### To do
For the records below, tally every line that has the word "header" and reply with the number alone.

### Material for this task
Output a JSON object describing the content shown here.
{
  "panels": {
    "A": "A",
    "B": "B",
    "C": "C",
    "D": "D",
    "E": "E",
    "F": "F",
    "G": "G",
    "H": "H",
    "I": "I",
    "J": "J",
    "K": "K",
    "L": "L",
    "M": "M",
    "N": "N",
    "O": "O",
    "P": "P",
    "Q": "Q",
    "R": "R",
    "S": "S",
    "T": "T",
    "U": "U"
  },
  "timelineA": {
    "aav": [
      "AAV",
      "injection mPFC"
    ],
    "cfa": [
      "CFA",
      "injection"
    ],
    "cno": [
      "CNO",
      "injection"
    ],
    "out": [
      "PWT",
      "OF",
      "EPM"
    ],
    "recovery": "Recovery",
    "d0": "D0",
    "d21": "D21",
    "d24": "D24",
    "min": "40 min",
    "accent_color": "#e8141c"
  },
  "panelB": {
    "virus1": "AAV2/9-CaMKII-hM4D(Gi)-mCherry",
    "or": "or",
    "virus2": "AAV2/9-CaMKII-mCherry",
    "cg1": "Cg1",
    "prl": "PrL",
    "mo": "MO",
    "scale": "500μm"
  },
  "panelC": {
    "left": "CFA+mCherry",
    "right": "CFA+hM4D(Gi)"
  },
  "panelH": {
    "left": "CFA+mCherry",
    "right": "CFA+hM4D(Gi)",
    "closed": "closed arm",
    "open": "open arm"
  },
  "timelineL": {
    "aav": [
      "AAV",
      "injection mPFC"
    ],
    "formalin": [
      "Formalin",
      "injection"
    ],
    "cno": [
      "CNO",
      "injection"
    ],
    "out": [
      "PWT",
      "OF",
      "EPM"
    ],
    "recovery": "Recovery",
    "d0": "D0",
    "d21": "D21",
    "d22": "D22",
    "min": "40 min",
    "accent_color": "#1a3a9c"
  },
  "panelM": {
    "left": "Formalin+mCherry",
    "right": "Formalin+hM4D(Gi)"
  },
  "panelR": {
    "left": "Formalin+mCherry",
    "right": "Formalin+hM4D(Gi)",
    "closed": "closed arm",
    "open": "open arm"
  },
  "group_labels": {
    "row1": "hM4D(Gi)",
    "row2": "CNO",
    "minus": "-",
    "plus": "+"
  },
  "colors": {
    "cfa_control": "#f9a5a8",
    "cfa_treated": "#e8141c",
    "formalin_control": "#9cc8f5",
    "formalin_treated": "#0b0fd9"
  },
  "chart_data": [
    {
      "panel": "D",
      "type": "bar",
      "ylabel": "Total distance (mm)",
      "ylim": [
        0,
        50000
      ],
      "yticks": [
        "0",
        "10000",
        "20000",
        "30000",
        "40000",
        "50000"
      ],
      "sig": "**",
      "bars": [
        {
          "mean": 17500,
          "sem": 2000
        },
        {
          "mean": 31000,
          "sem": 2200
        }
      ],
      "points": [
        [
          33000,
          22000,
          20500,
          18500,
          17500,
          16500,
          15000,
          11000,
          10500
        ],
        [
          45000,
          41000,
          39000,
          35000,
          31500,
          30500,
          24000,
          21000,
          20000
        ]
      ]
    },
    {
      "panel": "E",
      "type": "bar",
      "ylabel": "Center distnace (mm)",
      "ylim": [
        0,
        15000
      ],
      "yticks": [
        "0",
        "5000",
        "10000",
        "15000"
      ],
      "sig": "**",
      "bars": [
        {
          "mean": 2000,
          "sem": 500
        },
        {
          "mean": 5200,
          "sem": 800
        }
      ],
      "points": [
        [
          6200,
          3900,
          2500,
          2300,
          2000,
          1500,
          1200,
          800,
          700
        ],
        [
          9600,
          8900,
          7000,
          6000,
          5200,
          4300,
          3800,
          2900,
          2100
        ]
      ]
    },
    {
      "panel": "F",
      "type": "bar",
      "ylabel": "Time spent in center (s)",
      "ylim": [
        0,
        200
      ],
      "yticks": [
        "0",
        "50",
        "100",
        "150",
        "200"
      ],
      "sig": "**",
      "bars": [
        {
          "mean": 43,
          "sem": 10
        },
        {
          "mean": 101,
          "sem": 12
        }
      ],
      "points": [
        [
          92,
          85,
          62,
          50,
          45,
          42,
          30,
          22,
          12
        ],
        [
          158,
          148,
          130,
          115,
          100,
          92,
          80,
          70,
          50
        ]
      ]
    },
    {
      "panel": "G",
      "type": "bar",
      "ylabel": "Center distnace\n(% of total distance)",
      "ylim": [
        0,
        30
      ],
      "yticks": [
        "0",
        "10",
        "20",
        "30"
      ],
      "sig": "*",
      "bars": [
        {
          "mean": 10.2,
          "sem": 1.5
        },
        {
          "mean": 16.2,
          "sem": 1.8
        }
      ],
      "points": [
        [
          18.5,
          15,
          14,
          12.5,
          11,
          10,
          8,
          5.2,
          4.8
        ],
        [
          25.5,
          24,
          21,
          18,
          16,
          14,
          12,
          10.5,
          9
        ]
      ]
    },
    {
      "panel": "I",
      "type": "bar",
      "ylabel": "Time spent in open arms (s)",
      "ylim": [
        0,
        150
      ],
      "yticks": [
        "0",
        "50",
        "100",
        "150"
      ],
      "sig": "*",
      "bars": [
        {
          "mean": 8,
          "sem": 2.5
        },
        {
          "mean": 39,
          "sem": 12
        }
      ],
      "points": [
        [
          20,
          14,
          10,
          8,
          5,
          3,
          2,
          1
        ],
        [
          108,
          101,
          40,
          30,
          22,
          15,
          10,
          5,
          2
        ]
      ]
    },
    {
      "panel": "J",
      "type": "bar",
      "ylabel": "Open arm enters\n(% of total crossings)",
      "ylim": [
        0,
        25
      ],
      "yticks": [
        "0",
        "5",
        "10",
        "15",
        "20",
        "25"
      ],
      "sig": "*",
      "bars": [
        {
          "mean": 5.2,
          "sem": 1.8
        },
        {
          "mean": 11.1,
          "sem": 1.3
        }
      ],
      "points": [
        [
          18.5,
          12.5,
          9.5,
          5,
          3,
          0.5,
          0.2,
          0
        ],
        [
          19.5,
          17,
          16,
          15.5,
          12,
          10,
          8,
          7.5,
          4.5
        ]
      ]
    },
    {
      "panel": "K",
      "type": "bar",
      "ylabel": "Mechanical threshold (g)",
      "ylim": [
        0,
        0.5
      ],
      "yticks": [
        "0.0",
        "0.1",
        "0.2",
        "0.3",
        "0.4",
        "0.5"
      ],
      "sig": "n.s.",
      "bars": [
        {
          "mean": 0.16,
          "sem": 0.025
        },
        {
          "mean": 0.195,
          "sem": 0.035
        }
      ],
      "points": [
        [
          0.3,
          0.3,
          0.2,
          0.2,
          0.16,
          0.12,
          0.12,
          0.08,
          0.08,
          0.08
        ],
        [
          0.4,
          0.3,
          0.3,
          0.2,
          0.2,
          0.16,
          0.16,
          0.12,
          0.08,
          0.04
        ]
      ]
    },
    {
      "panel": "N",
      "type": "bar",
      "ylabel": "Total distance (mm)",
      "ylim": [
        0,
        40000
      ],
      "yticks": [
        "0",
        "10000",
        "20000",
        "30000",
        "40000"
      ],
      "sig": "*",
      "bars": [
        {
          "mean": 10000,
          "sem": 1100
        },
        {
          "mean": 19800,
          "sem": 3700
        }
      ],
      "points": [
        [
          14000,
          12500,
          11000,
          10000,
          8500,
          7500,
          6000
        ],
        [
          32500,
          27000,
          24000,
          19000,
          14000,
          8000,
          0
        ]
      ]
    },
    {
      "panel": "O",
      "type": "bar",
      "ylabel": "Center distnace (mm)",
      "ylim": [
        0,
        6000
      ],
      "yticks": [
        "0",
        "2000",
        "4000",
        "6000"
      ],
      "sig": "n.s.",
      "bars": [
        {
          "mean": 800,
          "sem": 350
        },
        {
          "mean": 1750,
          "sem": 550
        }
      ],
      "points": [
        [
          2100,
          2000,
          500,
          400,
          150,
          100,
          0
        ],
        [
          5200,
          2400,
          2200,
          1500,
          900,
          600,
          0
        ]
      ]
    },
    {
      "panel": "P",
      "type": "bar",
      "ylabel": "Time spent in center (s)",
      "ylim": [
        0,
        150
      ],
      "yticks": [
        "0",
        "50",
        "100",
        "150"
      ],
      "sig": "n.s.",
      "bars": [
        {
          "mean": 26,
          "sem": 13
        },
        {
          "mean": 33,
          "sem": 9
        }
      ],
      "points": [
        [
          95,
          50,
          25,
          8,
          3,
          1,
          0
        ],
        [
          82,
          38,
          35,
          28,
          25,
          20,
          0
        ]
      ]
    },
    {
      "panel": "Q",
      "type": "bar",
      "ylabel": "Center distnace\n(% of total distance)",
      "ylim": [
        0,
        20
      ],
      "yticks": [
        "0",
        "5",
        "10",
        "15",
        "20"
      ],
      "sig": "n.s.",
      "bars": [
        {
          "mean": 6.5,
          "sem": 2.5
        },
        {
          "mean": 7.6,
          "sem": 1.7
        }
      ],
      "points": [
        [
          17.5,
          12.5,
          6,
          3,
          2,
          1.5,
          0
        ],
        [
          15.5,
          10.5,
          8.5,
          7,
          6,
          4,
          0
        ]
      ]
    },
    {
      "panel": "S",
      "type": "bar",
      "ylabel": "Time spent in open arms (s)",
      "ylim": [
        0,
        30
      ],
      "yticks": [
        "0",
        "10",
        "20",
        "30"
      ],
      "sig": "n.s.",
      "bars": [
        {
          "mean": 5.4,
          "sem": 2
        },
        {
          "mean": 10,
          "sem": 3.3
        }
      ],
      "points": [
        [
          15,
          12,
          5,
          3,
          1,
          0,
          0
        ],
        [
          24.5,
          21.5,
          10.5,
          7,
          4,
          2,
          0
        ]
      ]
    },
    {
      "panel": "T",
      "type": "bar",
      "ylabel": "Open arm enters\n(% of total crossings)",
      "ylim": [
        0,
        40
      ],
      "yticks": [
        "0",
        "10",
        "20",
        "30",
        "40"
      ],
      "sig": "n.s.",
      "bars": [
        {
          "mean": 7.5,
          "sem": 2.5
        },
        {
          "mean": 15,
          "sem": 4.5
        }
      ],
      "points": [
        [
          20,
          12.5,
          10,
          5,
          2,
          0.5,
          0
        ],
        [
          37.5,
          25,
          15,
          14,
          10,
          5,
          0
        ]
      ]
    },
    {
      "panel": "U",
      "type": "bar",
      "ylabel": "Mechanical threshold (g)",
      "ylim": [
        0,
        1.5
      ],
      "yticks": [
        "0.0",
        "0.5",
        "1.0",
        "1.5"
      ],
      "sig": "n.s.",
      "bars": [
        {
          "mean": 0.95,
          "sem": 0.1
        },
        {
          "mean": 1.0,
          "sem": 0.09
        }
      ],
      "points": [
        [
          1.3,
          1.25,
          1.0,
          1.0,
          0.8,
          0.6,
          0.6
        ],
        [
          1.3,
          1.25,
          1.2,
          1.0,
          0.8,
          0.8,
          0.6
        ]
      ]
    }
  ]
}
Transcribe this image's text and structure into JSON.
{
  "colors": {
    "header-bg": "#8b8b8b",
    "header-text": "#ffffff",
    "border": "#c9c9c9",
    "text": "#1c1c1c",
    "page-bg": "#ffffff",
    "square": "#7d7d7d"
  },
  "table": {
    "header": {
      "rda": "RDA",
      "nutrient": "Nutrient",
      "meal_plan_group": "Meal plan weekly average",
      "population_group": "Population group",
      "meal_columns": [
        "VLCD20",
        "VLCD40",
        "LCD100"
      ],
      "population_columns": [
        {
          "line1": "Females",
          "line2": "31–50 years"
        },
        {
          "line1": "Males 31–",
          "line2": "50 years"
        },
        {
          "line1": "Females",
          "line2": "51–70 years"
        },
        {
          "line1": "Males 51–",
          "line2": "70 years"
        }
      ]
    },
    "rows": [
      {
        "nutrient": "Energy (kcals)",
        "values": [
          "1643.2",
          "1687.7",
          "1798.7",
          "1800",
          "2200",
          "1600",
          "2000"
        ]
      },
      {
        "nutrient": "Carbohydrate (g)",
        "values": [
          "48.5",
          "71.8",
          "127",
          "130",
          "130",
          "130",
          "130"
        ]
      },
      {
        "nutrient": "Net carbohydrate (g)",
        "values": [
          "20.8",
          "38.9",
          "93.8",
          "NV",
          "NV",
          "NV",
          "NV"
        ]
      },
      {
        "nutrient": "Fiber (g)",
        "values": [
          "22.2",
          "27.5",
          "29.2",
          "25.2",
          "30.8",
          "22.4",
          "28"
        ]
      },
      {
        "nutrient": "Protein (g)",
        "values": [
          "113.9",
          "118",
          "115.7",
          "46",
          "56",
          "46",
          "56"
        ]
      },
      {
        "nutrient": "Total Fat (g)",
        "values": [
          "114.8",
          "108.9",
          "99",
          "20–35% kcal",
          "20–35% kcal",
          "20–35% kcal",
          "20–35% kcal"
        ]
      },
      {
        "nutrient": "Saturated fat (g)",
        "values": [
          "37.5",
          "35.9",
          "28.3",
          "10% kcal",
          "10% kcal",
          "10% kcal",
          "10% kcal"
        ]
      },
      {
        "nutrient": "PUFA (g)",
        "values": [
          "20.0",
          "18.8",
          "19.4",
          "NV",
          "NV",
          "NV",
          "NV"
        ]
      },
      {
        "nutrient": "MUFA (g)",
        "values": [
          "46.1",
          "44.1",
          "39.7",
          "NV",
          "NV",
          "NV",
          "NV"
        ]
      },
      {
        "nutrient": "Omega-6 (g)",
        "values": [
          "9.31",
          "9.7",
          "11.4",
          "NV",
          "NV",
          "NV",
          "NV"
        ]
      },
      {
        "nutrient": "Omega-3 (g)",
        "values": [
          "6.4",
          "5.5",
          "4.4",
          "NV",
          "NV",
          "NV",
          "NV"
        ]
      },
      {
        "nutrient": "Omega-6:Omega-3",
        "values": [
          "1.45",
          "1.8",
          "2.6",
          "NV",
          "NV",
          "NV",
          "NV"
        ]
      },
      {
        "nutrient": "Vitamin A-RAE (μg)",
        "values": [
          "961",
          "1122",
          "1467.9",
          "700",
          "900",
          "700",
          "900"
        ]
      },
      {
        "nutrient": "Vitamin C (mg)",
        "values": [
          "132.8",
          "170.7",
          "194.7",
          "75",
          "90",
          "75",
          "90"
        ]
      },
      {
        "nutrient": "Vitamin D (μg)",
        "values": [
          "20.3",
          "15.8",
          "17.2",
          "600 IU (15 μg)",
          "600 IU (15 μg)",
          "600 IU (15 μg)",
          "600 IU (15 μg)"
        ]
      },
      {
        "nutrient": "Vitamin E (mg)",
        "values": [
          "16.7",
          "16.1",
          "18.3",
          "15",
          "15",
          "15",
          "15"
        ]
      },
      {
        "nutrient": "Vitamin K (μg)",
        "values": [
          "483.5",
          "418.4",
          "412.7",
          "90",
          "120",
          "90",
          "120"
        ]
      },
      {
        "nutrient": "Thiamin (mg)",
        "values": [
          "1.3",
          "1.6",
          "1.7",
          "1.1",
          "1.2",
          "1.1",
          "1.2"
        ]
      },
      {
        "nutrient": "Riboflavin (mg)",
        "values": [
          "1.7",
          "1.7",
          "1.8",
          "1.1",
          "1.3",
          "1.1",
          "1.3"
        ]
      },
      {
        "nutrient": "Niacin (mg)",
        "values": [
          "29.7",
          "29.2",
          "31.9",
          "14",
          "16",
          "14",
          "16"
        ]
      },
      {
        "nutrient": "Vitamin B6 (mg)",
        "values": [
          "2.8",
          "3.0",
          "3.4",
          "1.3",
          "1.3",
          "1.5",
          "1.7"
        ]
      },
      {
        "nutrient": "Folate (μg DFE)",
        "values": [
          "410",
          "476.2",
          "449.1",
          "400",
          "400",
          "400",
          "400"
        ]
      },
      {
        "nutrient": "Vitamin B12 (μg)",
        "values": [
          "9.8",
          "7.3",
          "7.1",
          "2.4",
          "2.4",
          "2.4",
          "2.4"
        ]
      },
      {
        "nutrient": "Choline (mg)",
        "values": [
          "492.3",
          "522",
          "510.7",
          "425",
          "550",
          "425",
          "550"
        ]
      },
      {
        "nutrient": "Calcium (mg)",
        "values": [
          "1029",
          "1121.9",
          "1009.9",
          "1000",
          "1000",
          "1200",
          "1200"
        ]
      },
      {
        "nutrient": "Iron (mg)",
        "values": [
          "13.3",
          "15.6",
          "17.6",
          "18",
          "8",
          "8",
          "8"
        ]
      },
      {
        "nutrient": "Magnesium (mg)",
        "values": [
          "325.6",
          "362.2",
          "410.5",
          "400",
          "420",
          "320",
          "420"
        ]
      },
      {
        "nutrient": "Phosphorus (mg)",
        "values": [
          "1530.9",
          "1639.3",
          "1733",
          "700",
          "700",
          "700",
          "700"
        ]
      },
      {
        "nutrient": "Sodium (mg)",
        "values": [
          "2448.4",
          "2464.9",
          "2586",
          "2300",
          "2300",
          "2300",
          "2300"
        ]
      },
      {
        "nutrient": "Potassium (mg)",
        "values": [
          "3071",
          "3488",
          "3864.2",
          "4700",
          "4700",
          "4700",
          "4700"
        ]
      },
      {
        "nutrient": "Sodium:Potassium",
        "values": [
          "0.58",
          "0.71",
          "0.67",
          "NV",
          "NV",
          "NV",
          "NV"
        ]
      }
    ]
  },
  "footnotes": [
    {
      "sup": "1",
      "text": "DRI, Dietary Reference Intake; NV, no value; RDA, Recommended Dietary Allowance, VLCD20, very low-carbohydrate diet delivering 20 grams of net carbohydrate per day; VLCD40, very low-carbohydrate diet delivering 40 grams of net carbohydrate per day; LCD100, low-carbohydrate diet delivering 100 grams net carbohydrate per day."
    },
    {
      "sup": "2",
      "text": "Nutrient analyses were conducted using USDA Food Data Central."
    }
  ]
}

### Task output
3